◆ **Written problem 1**
Output the stretch of the records from the line containing "lawyer-entry-23: 23.白 鸣" through the line containing "lawyer-name: 窦刚贵 — [134, 136, 203, 166]", both included, reproduced exactly.

◆ **Text**

MetalSucks recently polled its staff to determine who are The Top 25 Modern Metal Guitarists, and after an incredible amount of arguing, name calling, and physical violence, we have finalized that list! The only requirements to be eligible for the list were that the musician in question had to a) play metal (duh), b) play guitar (double-duh), and c) have recorded something in the past five years. Today we continue our countdown with Enslaved’s Ivar Bjørnson…

Enslaved arrive at our feet as a package deal: woozy synths and atmospherics; Pink Floyd-ian touches; Grutle Kjellson’s harsh, phlegmy scream; and the back in forth between prog-flecked black metal and black metal-flecked prog. But considering the band’s individual achievements, none come off better than Ivar Bjørnson, founding axeman. Their metamorphosis into what they are today — a truly great metal band you could at best arguably call “black metal” — would have been impossible without him. The bold steps between Frost — their debut full length — and their latest — the dense masterpiece Axioma Ethica Odini — are like listening to someone grow up, taking in more music and life experience. Along the way Enslaved always flourished, and there isn’t a band in black metal with more interesting, bizarre, and pleasing guitar work than them. Ivar was at the helm for that the whole time.

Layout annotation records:

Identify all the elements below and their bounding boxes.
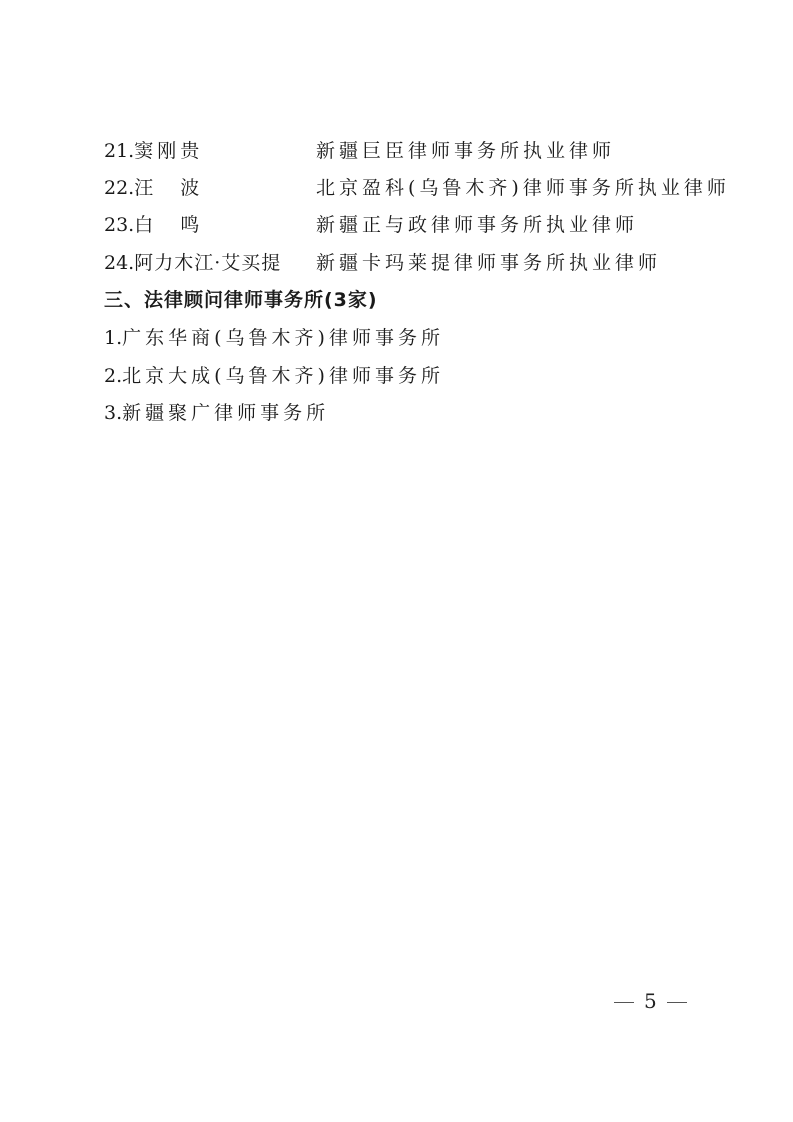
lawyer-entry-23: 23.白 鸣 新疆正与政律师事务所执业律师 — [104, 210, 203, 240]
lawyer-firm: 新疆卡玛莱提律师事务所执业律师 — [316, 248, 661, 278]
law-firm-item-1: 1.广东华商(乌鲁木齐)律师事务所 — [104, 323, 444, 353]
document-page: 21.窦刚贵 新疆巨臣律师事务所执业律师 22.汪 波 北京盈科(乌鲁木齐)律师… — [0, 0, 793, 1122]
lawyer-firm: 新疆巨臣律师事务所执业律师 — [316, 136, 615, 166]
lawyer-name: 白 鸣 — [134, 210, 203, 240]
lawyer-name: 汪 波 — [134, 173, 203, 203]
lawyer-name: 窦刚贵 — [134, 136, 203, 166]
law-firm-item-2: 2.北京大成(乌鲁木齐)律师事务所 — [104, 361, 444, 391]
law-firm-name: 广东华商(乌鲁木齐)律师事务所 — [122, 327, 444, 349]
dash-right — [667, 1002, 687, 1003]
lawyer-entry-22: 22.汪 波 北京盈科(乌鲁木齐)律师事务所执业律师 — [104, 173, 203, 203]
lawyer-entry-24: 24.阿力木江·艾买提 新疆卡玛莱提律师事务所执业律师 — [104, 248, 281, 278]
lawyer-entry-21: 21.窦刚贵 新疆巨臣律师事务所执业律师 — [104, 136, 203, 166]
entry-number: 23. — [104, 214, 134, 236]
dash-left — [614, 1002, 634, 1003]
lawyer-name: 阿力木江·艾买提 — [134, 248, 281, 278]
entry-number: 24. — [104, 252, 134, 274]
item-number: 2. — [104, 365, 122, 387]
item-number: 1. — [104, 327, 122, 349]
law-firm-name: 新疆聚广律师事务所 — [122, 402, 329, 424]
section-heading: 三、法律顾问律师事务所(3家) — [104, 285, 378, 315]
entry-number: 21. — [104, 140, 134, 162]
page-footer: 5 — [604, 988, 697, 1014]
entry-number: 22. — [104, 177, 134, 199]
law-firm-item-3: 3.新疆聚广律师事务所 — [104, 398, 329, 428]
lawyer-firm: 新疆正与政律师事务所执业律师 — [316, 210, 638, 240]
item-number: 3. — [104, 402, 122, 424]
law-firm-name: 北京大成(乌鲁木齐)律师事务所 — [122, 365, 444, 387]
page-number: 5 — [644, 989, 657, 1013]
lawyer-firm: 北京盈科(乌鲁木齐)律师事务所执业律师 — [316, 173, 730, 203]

◆ **Written problem 2**
Now return the entire text about Ivar Bjørnson exactly as it was given.

◆ **Final answer 1**
lawyer-entry-23: 23.白 鸣 新疆正与政律师事务所执业律师 — [104, 210, 203, 240]
lawyer-firm: 新疆卡玛莱提律师事务所执业律师 — [316, 248, 661, 278]
law-firm-item-1: 1.广东华商(乌鲁木齐)律师事务所 — [104, 323, 444, 353]
document-page: 21.窦刚贵 新疆巨臣律师事务所执业律师 22.汪 波 北京盈科(乌鲁木齐)律师… — [0, 0, 793, 1122]
lawyer-firm: 新疆巨臣律师事务所执业律师 — [316, 136, 615, 166]
lawyer-name: 白 鸣 — [134, 210, 203, 240]
lawyer-name: 汪 波 — [134, 173, 203, 203]
lawyer-name: 窦刚贵 — [134, 136, 203, 166]

◆ **Final answer 2**
MetalSucks recently polled its staff to determine who are The Top 25 Modern Metal Guitarists, and after an incredible amount of arguing, name calling, and physical violence, we have finalized that list! The only requirements to be eligible for the list were that the musician in question had to a) play metal (duh), b) play guitar (double-duh), and c) have recorded something in the past five years. Today we continue our countdown with Enslaved’s Ivar Bjørnson…

Enslaved arrive at our feet as a package deal: woozy synths and atmospherics; Pink Floyd-ian touches; Grutle Kjellson’s harsh, phlegmy scream; and the back in forth between prog-flecked black metal and black metal-flecked prog. But considering the band’s individual achievements, none come off better than Ivar Bjørnson, founding axeman. Their metamorphosis into what they are today — a truly great metal band you could at best arguably call “black metal” — would have been impossible without him. The bold steps between Frost — their debut full length — and their latest — the dense masterpiece Axioma Ethica Odini — are like listening to someone grow up, taking in more music and life experience. Along the way Enslaved always flourished, and there isn’t a band in black metal with more interesting, bizarre, and pleasing guitar work than them. Ivar was at the helm for that the whole time.